Check each line of the records below and collect those holding "municipal".

Information given =>
┌──

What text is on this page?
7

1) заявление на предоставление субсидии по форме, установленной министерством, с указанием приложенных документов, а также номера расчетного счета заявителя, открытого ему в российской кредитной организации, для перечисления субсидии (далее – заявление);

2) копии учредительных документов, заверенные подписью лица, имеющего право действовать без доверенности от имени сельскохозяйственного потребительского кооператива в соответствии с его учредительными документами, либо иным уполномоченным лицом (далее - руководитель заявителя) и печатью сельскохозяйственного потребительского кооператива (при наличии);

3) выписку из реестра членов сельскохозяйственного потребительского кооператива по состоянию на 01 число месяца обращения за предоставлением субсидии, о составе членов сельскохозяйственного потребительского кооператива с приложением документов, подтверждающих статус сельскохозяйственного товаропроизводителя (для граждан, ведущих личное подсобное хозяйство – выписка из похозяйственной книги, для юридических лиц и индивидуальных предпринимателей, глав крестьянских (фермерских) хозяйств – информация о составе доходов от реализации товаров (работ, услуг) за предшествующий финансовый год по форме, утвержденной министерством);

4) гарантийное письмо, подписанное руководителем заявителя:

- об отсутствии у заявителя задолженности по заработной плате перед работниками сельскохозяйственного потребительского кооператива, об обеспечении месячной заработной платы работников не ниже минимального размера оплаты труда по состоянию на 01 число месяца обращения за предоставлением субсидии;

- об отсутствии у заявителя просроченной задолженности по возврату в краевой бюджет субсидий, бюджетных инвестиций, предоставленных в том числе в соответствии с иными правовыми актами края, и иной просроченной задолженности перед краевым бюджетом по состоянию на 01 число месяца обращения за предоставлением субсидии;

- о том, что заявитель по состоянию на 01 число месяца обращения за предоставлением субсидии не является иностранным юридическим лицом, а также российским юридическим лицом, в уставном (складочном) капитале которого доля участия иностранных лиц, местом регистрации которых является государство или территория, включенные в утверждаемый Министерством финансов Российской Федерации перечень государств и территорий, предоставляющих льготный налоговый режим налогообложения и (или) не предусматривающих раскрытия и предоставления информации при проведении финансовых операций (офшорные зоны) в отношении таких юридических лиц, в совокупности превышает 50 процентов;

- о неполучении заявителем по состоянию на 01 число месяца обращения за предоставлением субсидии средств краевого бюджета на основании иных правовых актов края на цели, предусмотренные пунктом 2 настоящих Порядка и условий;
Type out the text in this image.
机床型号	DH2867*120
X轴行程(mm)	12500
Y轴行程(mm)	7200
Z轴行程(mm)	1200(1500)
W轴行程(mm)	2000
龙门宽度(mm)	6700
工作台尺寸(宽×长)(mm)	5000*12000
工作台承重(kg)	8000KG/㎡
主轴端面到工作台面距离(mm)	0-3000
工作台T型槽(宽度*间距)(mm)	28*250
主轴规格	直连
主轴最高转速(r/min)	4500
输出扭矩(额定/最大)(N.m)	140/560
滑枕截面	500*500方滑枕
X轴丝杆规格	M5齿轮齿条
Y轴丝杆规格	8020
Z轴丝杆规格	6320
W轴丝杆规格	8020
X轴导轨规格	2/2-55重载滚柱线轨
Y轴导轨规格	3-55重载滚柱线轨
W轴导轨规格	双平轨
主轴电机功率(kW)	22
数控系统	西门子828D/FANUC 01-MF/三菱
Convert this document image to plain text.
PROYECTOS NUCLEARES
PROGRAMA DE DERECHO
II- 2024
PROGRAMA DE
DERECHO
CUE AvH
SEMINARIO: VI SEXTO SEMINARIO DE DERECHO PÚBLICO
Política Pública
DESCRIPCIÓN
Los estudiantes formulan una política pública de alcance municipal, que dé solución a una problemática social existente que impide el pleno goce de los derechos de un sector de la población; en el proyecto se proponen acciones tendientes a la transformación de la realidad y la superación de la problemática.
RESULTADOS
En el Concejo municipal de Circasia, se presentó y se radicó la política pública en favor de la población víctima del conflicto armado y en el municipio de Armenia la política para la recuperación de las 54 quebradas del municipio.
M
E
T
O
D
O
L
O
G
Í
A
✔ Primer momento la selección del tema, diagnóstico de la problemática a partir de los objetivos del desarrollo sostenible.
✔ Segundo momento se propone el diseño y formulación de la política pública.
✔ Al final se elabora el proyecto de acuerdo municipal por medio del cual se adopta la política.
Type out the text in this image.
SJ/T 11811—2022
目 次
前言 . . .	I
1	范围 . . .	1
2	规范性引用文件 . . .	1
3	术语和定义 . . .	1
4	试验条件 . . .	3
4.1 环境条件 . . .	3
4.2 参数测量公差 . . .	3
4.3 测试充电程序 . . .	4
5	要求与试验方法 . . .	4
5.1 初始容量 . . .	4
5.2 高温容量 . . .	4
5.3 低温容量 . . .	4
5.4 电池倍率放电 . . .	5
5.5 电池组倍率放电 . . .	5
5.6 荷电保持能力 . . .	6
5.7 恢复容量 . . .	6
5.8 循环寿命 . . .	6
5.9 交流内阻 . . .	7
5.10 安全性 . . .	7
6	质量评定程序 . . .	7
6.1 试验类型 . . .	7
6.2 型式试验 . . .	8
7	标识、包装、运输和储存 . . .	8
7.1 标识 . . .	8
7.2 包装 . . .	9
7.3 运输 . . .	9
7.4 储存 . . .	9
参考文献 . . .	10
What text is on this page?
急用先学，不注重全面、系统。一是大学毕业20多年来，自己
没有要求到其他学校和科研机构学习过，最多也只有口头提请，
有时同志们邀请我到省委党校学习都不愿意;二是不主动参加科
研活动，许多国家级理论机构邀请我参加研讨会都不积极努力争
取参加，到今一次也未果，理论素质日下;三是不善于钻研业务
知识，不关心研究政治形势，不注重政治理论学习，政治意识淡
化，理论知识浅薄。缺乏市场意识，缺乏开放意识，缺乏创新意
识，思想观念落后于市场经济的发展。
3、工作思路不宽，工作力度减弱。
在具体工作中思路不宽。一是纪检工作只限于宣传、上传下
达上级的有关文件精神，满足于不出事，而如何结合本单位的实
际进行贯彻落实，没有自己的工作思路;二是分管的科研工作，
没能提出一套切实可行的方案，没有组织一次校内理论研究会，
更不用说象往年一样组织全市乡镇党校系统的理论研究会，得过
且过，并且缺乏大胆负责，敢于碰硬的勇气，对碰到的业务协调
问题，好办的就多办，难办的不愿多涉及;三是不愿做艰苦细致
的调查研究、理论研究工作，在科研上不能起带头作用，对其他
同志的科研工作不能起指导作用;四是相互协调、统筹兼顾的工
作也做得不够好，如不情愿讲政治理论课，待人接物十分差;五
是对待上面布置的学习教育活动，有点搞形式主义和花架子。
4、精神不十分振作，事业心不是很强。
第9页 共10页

└──

Completed exercise =>
Los estudiantes formulan una política pública de alcance municipal, que dé solución a una problemática social existente que impide el pleno goce de los derechos de un sector de la población; en el proyecto se proponen acciones tendientes a la transformación de la realidad y la superación de la problemática.
En el Concejo municipal de Circasia, se presentó y se radicó la política pública en favor de la población víctima del conflicto armado y en el municipio de Armenia la política para la recuperación de las 54 quebradas del municipio.
✔ Al final se elabora el proyecto de acuerdo municipal por medio del cual se adopta la política.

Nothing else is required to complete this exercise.